* [RECORDED INFORMATION]
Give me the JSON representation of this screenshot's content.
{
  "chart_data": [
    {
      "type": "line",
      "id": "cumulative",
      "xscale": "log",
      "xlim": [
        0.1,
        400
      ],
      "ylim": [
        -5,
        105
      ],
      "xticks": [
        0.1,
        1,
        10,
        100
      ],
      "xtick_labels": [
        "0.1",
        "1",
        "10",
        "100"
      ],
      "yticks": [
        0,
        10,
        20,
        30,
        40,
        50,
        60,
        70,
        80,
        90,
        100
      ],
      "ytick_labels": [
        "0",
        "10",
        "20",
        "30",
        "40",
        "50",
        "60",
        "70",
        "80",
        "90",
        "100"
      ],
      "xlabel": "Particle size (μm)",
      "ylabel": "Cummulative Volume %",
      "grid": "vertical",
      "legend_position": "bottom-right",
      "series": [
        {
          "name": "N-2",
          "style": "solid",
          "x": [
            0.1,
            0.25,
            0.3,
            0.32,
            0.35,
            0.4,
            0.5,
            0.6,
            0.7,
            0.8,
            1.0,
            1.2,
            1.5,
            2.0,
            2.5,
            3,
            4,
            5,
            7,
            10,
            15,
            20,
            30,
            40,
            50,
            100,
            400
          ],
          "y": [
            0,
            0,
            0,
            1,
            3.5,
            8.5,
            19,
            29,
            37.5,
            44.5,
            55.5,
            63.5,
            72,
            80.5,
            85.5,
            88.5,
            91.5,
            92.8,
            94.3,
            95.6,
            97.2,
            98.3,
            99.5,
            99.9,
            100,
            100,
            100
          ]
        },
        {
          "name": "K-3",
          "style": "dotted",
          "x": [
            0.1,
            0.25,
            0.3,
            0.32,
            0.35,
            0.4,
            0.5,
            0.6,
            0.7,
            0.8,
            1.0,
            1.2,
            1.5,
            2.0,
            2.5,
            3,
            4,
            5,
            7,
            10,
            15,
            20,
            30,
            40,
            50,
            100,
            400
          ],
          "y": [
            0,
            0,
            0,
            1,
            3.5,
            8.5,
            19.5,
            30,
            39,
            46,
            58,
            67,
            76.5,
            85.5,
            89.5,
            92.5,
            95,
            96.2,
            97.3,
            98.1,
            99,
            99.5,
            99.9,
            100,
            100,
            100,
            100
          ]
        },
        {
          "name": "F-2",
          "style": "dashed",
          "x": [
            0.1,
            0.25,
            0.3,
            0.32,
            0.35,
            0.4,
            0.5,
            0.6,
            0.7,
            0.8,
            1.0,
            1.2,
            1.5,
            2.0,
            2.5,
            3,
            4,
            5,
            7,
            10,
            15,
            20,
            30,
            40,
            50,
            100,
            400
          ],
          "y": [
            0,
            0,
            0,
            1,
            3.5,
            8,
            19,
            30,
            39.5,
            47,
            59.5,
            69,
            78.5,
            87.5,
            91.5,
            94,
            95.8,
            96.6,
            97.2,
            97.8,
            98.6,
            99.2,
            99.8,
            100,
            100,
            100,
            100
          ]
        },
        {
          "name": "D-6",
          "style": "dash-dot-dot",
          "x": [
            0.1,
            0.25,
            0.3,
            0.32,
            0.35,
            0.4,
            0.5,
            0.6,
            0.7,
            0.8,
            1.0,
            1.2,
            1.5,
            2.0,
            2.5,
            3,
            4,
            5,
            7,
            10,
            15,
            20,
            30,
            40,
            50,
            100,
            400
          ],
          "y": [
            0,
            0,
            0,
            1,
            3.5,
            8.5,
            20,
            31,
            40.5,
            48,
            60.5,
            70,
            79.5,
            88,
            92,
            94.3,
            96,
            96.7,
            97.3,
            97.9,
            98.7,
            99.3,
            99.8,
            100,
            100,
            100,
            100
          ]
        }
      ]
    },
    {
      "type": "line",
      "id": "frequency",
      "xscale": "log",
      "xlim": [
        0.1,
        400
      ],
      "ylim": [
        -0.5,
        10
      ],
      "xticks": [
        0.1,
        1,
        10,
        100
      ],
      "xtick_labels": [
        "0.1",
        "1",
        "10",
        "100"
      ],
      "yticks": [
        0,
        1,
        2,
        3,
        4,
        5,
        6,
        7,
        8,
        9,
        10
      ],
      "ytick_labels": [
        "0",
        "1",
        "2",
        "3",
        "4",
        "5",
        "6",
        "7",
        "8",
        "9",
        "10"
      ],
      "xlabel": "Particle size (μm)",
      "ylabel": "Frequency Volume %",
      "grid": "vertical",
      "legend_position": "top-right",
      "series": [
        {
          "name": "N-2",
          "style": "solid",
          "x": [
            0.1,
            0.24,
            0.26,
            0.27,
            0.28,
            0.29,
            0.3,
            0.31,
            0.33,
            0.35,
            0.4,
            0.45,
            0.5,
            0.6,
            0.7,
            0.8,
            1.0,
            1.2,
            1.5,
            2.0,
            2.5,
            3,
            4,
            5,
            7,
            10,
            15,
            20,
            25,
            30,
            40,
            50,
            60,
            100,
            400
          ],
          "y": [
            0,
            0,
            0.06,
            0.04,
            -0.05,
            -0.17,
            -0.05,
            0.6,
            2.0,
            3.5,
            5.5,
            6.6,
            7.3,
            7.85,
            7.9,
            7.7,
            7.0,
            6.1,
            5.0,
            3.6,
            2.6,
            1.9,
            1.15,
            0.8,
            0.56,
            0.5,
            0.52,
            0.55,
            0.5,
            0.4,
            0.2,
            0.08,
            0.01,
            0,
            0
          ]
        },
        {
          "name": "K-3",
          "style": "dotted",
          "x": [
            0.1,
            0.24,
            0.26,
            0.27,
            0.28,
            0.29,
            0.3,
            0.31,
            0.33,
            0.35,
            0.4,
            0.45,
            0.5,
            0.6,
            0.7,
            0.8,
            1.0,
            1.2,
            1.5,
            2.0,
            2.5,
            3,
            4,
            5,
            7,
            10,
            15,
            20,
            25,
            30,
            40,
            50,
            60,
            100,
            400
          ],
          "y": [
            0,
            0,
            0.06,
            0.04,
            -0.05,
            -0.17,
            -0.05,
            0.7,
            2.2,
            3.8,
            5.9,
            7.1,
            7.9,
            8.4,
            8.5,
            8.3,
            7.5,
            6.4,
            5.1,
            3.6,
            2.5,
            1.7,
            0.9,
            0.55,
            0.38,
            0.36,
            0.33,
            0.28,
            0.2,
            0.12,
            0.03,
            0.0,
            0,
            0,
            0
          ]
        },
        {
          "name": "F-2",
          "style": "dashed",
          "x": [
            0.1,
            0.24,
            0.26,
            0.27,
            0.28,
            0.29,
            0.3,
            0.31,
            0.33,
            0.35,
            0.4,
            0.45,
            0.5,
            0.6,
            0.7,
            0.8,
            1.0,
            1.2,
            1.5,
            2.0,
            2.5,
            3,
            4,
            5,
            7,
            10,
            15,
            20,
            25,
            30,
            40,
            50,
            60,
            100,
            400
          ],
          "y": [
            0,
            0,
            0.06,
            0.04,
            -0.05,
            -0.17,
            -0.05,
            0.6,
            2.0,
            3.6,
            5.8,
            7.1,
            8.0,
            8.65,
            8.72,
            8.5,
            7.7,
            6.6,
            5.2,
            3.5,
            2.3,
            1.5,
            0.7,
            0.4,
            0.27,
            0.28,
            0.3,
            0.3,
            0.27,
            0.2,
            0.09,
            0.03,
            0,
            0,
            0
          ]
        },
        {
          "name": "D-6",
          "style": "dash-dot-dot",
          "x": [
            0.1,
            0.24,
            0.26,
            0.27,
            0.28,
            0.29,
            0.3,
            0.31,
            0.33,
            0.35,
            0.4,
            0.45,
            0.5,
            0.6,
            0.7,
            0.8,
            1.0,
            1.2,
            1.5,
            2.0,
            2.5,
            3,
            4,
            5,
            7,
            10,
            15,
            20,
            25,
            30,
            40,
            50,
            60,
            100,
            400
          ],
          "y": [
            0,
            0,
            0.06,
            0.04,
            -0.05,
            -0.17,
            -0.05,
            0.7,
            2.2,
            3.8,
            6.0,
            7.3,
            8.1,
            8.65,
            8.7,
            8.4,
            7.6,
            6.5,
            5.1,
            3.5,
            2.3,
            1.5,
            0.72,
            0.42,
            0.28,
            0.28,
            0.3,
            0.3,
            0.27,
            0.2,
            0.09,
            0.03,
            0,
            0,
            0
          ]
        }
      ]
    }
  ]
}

* [REQUIREMENT] Where does the word "right" appear in the listing? List each line that holds it.

* [RESPONSE TO THE TASK]
      "legend_position": "bottom-right",
      "legend_position": "top-right",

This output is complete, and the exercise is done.